- [Exercise requirements] The data below must be copied in full and without any change.

#####

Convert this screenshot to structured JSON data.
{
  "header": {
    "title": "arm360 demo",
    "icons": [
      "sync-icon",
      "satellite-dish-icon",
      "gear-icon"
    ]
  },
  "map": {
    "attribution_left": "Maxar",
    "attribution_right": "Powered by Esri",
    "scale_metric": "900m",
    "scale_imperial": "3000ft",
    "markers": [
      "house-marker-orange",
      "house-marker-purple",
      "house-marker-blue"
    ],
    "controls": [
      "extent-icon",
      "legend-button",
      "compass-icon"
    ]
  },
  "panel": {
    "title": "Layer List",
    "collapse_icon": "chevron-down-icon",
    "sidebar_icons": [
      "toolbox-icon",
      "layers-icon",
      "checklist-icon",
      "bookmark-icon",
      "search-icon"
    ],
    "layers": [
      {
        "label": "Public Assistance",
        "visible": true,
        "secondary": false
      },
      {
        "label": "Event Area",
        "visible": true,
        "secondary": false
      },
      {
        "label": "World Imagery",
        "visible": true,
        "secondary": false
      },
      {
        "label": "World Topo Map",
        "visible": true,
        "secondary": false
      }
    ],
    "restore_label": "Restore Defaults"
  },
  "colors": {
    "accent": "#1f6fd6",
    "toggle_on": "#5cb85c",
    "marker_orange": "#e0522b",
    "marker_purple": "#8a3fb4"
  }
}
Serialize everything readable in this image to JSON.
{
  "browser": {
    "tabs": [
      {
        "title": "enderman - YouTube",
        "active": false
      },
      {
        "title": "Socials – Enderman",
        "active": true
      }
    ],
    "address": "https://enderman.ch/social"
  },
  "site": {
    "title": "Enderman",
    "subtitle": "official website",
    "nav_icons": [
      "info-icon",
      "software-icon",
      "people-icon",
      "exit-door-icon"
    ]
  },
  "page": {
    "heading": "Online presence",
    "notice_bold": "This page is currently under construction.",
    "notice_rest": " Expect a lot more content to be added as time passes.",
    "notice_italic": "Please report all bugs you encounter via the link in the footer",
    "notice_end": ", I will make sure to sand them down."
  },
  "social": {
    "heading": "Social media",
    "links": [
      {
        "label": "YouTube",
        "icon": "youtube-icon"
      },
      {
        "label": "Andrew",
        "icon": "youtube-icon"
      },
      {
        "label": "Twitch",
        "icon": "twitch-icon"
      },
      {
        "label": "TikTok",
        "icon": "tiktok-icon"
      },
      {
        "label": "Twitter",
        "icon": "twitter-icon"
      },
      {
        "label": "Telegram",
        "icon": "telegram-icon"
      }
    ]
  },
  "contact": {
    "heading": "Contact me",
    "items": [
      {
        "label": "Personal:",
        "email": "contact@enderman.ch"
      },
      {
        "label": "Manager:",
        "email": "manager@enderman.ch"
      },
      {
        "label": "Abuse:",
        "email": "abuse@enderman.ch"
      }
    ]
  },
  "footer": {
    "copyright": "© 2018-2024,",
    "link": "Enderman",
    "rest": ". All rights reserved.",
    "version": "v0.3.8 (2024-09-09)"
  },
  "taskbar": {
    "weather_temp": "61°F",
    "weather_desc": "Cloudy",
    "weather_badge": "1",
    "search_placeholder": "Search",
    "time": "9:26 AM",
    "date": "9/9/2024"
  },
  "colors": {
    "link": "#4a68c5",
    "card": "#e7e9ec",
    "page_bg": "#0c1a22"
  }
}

#####

- [Finished answer]
Convert this screenshot to structured JSON data.
{
  "header": {
    "title": "arm360 demo",
    "icons": [
      "sync-icon",
      "satellite-dish-icon",
      "gear-icon"
    ]
  },
  "map": {
    "attribution_left": "Maxar",
    "attribution_right": "Powered by Esri",
    "scale_metric": "900m",
    "scale_imperial": "3000ft",
    "markers": [
      "house-marker-orange",
      "house-marker-purple",
      "house-marker-blue"
    ],
    "controls": [
      "extent-icon",
      "legend-button",
      "compass-icon"
    ]
  },
  "panel": {
    "title": "Layer List",
    "collapse_icon": "chevron-down-icon",
    "sidebar_icons": [
      "toolbox-icon",
      "layers-icon",
      "checklist-icon",
      "bookmark-icon",
      "search-icon"
    ],
    "layers": [
      {
        "label": "Public Assistance",
        "visible": true,
        "secondary": false
      },
      {
        "label": "Event Area",
        "visible": true,
        "secondary": false
      },
      {
        "label": "World Imagery",
        "visible": true,
        "secondary": false
      },
      {
        "label": "World Topo Map",
        "visible": true,
        "secondary": false
      }
    ],
    "restore_label": "Restore Defaults"
  },
  "colors": {
    "accent": "#1f6fd6",
    "toggle_on": "#5cb85c",
    "marker_orange": "#e0522b",
    "marker_purple": "#8a3fb4"
  }
}
Serialize everything readable in this image to JSON.
{
  "browser": {
    "tabs": [
      {
        "title": "enderman - YouTube",
        "active": false
      },
      {
        "title": "Socials – Enderman",
        "active": true
      }
    ],
    "address": "https://enderman.ch/social"
  },
  "site": {
    "title": "Enderman",
    "subtitle": "official website",
    "nav_icons": [
      "info-icon",
      "software-icon",
      "people-icon",
      "exit-door-icon"
    ]
  },
  "page": {
    "heading": "Online presence",
    "notice_bold": "This page is currently under construction.",
    "notice_rest": " Expect a lot more content to be added as time passes.",
    "notice_italic": "Please report all bugs you encounter via the link in the footer",
    "notice_end": ", I will make sure to sand them down."
  },
  "social": {
    "heading": "Social media",
    "links": [
      {
        "label": "YouTube",
        "icon": "youtube-icon"
      },
      {
        "label": "Andrew",
        "icon": "youtube-icon"
      },
      {
        "label": "Twitch",
        "icon": "twitch-icon"
      },
      {
        "label": "TikTok",
        "icon": "tiktok-icon"
      },
      {
        "label": "Twitter",
        "icon": "twitter-icon"
      },
      {
        "label": "Telegram",
        "icon": "telegram-icon"
      }
    ]
  },
  "contact": {
    "heading": "Contact me",
    "items": [
      {
        "label": "Personal:",
        "email": "contact@enderman.ch"
      },
      {
        "label": "Manager:",
        "email": "manager@enderman.ch"
      },
      {
        "label": "Abuse:",
        "email": "abuse@enderman.ch"
      }
    ]
  },
  "footer": {
    "copyright": "© 2018-2024,",
    "link": "Enderman",
    "rest": ". All rights reserved.",
    "version": "v0.3.8 (2024-09-09)"
  },
  "taskbar": {
    "weather_temp": "61°F",
    "weather_desc": "Cloudy",
    "weather_badge": "1",
    "search_placeholder": "Search",
    "time": "9:26 AM",
    "date": "9/9/2024"
  },
  "colors": {
    "link": "#4a68c5",
    "card": "#e7e9ec",
    "page_bg": "#0c1a22"
  }
}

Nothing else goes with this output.